> [WHAT IS EXPECTED]:
Across the listing below, how many lines hold "JSON"? Reply with the number by itself.

(Data records)
########################################

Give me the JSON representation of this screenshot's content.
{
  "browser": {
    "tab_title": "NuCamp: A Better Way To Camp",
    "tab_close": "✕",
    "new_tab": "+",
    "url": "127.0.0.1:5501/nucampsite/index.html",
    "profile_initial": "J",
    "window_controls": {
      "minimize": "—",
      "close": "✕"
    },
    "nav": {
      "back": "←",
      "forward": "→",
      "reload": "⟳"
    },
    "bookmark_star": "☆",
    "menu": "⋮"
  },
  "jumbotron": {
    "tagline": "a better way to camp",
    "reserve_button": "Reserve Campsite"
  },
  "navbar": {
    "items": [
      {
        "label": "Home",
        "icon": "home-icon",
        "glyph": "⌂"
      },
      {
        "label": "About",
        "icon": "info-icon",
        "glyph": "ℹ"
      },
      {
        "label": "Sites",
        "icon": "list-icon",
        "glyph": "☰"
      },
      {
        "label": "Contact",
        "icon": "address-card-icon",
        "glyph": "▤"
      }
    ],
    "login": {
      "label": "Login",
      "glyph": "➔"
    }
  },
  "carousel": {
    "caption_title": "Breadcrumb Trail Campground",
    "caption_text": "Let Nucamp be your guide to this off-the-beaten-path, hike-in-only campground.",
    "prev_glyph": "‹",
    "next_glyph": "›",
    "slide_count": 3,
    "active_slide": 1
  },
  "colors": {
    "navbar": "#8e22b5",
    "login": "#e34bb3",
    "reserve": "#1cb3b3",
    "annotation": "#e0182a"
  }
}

########################################

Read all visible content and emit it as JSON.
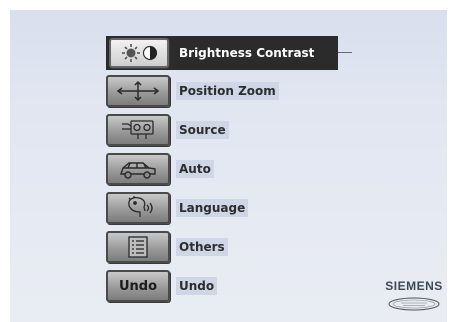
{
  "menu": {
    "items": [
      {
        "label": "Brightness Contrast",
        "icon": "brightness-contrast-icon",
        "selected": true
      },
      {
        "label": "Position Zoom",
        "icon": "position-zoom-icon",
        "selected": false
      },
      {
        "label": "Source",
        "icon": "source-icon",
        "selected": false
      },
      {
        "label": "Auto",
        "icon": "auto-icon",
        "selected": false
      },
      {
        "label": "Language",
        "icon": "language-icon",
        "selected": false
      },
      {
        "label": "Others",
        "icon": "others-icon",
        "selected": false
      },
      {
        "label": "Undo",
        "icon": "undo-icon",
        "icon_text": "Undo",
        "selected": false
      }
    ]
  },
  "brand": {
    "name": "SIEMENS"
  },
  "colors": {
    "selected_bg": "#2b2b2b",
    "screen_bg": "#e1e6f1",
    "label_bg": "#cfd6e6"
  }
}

########################################

> [EXPECTED ANSWER]:
2